**YOUR INSTRUCTIONS**: Reproduce every entry exactly as shown.
Start of MATERIAL SHOWN
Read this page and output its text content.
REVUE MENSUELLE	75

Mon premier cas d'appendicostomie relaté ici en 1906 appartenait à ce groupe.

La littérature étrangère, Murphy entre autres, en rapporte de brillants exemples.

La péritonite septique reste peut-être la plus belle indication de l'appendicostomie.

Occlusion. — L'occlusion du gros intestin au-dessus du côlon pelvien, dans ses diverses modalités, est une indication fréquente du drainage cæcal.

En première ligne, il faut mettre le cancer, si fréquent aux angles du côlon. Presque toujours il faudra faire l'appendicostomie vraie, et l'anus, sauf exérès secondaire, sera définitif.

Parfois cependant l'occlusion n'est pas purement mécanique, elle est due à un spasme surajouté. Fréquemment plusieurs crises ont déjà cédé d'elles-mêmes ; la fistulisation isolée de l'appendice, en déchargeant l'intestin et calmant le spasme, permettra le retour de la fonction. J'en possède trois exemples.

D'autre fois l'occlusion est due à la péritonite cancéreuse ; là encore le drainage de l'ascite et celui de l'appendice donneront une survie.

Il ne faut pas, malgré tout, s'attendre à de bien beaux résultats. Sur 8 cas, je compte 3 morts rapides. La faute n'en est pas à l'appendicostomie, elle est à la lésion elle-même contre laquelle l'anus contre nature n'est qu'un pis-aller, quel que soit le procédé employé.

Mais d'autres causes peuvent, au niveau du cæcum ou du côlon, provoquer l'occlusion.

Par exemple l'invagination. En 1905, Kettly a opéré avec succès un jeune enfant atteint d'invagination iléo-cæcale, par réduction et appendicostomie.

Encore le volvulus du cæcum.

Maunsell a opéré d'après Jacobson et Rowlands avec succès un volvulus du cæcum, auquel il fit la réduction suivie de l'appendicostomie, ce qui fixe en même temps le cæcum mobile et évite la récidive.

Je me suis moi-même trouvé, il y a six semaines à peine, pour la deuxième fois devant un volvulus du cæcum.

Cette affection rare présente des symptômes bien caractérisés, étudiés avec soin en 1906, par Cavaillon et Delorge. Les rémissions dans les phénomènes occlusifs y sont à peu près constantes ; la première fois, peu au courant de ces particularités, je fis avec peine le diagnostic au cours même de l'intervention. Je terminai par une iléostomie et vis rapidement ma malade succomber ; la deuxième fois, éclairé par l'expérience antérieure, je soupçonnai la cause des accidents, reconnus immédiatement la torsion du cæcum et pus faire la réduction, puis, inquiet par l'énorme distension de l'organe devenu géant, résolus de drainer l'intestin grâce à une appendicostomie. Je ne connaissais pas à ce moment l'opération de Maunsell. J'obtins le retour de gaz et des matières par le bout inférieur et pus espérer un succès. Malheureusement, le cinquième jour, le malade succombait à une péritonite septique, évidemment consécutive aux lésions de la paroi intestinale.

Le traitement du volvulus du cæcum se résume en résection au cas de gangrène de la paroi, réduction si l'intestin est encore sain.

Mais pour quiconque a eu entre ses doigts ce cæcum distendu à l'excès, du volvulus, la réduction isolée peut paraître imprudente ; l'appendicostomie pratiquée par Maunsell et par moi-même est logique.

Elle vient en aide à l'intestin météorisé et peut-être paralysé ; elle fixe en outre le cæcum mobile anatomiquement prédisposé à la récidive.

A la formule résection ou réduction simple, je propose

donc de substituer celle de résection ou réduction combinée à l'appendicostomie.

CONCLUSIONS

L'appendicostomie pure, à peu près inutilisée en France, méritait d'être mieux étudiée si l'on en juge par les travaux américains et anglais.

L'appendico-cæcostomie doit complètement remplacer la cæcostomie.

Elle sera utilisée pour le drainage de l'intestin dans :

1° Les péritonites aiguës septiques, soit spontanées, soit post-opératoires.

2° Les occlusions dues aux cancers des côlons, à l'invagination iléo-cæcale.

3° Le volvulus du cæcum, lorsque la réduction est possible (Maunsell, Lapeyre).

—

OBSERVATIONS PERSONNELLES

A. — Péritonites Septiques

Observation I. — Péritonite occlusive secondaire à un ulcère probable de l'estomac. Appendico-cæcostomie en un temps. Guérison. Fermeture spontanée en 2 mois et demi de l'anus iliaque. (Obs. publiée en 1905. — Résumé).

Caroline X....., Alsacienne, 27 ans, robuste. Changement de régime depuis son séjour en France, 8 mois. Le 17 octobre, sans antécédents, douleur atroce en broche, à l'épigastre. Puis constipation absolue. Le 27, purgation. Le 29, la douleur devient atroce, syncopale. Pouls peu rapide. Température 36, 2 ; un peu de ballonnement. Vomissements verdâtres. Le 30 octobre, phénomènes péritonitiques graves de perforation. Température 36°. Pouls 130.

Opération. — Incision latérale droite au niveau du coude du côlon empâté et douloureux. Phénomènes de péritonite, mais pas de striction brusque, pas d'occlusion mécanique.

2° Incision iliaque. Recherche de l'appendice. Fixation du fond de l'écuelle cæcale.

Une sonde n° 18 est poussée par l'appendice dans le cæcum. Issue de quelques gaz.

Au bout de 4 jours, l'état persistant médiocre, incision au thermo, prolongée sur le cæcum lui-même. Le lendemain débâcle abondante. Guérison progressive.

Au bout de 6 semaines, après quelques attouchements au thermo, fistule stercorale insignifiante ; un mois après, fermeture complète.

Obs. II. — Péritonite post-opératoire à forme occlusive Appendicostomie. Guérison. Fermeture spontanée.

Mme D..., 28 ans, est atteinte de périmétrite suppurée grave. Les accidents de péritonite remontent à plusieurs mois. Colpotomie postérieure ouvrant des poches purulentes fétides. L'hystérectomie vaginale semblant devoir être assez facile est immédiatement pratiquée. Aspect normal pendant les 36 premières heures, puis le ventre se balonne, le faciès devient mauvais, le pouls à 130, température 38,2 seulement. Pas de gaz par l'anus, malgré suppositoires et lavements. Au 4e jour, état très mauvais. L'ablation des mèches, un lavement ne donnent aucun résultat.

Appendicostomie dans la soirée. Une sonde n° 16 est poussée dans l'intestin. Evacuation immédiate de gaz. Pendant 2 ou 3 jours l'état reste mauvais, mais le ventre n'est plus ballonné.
End of MATERIAL SHOWN
**TASK RESPONSE**:
Read this page and output its text content.
REVUE MENSUELLE	75

Mon premier cas d'appendicostomie relaté ici en 1906 appartenait à ce groupe.

La littérature étrangère, Murphy entre autres, en rapporte de brillants exemples.

La péritonite septique reste peut-être la plus belle indication de l'appendicostomie.

Occlusion. — L'occlusion du gros intestin au-dessus du côlon pelvien, dans ses diverses modalités, est une indication fréquente du drainage cæcal.

En première ligne, il faut mettre le cancer, si fréquent aux angles du côlon. Presque toujours il faudra faire l'appendicostomie vraie, et l'anus, sauf exérès secondaire, sera définitif.

Parfois cependant l'occlusion n'est pas purement mécanique, elle est due à un spasme surajouté. Fréquemment plusieurs crises ont déjà cédé d'elles-mêmes ; la fistulisation isolée de l'appendice, en déchargeant l'intestin et calmant le spasme, permettra le retour de la fonction. J'en possède trois exemples.

D'autre fois l'occlusion est due à la péritonite cancéreuse ; là encore le drainage de l'ascite et celui de l'appendice donneront une survie.

Il ne faut pas, malgré tout, s'attendre à de bien beaux résultats. Sur 8 cas, je compte 3 morts rapides. La faute n'en est pas à l'appendicostomie, elle est à la lésion elle-même contre laquelle l'anus contre nature n'est qu'un pis-aller, quel que soit le procédé employé.

Mais d'autres causes peuvent, au niveau du cæcum ou du côlon, provoquer l'occlusion.

Par exemple l'invagination. En 1905, Kettly a opéré avec succès un jeune enfant atteint d'invagination iléo-cæcale, par réduction et appendicostomie.

Encore le volvulus du cæcum.

Maunsell a opéré d'après Jacobson et Rowlands avec succès un volvulus du cæcum, auquel il fit la réduction suivie de l'appendicostomie, ce qui fixe en même temps le cæcum mobile et évite la récidive.

Je me suis moi-même trouvé, il y a six semaines à peine, pour la deuxième fois devant un volvulus du cæcum.

Cette affection rare présente des symptômes bien caractérisés, étudiés avec soin en 1906, par Cavaillon et Delorge. Les rémissions dans les phénomènes occlusifs y sont à peu près constantes ; la première fois, peu au courant de ces particularités, je fis avec peine le diagnostic au cours même de l'intervention. Je terminai par une iléostomie et vis rapidement ma malade succomber ; la deuxième fois, éclairé par l'expérience antérieure, je soupçonnai la cause des accidents, reconnus immédiatement la torsion du cæcum et pus faire la réduction, puis, inquiet par l'énorme distension de l'organe devenu géant, résolus de drainer l'intestin grâce à une appendicostomie. Je ne connaissais pas à ce moment l'opération de Maunsell. J'obtins le retour de gaz et des matières par le bout inférieur et pus espérer un succès. Malheureusement, le cinquième jour, le malade succombait à une péritonite septique, évidemment consécutive aux lésions de la paroi intestinale.

Le traitement du volvulus du cæcum se résume en résection au cas de gangrène de la paroi, réduction si l'intestin est encore sain.

Mais pour quiconque a eu entre ses doigts ce cæcum distendu à l'excès, du volvulus, la réduction isolée peut paraître imprudente ; l'appendicostomie pratiquée par Maunsell et par moi-même est logique.

Elle vient en aide à l'intestin météorisé et peut-être paralysé ; elle fixe en outre le cæcum mobile anatomiquement prédisposé à la récidive.

A la formule résection ou réduction simple, je propose

donc de substituer celle de résection ou réduction combinée à l'appendicostomie.

CONCLUSIONS

L'appendicostomie pure, à peu près inutilisée en France, méritait d'être mieux étudiée si l'on en juge par les travaux américains et anglais.

L'appendico-cæcostomie doit complètement remplacer la cæcostomie.

Elle sera utilisée pour le drainage de l'intestin dans :

1° Les péritonites aiguës septiques, soit spontanées, soit post-opératoires.

2° Les occlusions dues aux cancers des côlons, à l'invagination iléo-cæcale.

3° Le volvulus du cæcum, lorsque la réduction est possible (Maunsell, Lapeyre).

—

OBSERVATIONS PERSONNELLES

A. — Péritonites Septiques

Observation I. — Péritonite occlusive secondaire à un ulcère probable de l'estomac. Appendico-cæcostomie en un temps. Guérison. Fermeture spontanée en 2 mois et demi de l'anus iliaque. (Obs. publiée en 1905. — Résumé).

Caroline X....., Alsacienne, 27 ans, robuste. Changement de régime depuis son séjour en France, 8 mois. Le 17 octobre, sans antécédents, douleur atroce en broche, à l'épigastre. Puis constipation absolue. Le 27, purgation. Le 29, la douleur devient atroce, syncopale. Pouls peu rapide. Température 36, 2 ; un peu de ballonnement. Vomissements verdâtres. Le 30 octobre, phénomènes péritonitiques graves de perforation. Température 36°. Pouls 130.

Opération. — Incision latérale droite au niveau du coude du côlon empâté et douloureux. Phénomènes de péritonite, mais pas de striction brusque, pas d'occlusion mécanique.

2° Incision iliaque. Recherche de l'appendice. Fixation du fond de l'écuelle cæcale.

Une sonde n° 18 est poussée par l'appendice dans le cæcum. Issue de quelques gaz.

Au bout de 4 jours, l'état persistant médiocre, incision au thermo, prolongée sur le cæcum lui-même. Le lendemain débâcle abondante. Guérison progressive.

Au bout de 6 semaines, après quelques attouchements au thermo, fistule stercorale insignifiante ; un mois après, fermeture complète.

Obs. II. — Péritonite post-opératoire à forme occlusive Appendicostomie. Guérison. Fermeture spontanée.

Mme D..., 28 ans, est atteinte de périmétrite suppurée grave. Les accidents de péritonite remontent à plusieurs mois. Colpotomie postérieure ouvrant des poches purulentes fétides. L'hystérectomie vaginale semblant devoir être assez facile est immédiatement pratiquée. Aspect normal pendant les 36 premières heures, puis le ventre se balonne, le faciès devient mauvais, le pouls à 130, température 38,2 seulement. Pas de gaz par l'anus, malgré suppositoires et lavements. Au 4e jour, état très mauvais. L'ablation des mèches, un lavement ne donnent aucun résultat.

Appendicostomie dans la soirée. Une sonde n° 16 est poussée dans l'intestin. Evacuation immédiate de gaz. Pendant 2 ou 3 jours l'état reste mauvais, mais le ventre n'est plus ballonné.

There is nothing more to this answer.